### [REQUIRED TASK A]
Rewrite the paragraph of the Data Protection Day commentary that begins "DP day provides the opportunity" as a short bulleted list that keeps its main facts.
### [REQUIRED TASK B]
Name every group that the Data Protection Day commentary says the day brings together.
### [REQUIRED TASK C]
In the Data Protection Day commentary, what position does Mike Turner hold at Mojo Mortgages?

::: GIVEN TEXT :::

Mike Turner, Head of Compliance at Mojo Mortgages, gives his thoughts
It’s the first data protection day since GDPR implementation last year - It is great to see the transition hasn’t been the nightmare some predicted it would. I think Data Protection Day is of particular importance this year for awareness reasons.
DP day provides the opportunity to bring governments, parliaments, and regulators and specific DP bodies together to raise awareness of what rights individuals have, specifically relating to personal data and privacy. The day opens up the floor for active discussions about how we can better protect and guard the data across a variety of industries, as well as the tools and strategies to put them in place.
With that being said, the awareness behind data protection should be permeated to society every day. Yes, Data Protection Day serves a timely reminder of individual privacy, however distributing awareness surrounding data protection should be instilled in every companies strategy.
Nonetheless, Data Protection Day gives a chance for a diverse number of organisations to come together to acknowledge the trust customers put in organisations to protect their data and stresses how important safeguarding customer data will be if business are to be successful.
Is it actually necessary to have such an event in 2019?

::: GIVEN INFORMATION :::

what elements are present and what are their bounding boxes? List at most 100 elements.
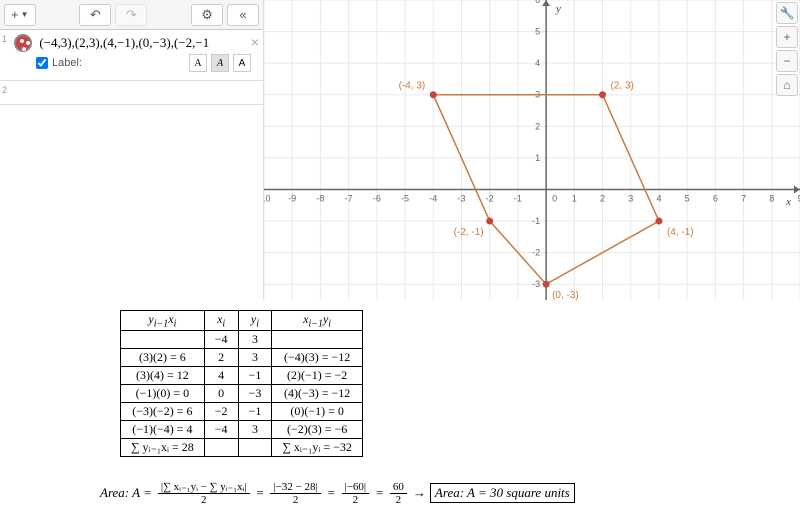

:::

### [WRITTEN SOLUTION A]
- Brings governments, parliaments, regulators and specific data protection bodies together
- Raises awareness of individuals' rights over personal data and privacy
- Opens active discussion on better protecting and guarding data across a variety of industries
- Covers the tools and strategies for putting that protection in place

### [WRITTEN SOLUTION B]
- Governments
- Parliaments
- Regulators
- Specific data protection bodies

### [WRITTEN SOLUTION C]
Head of Compliance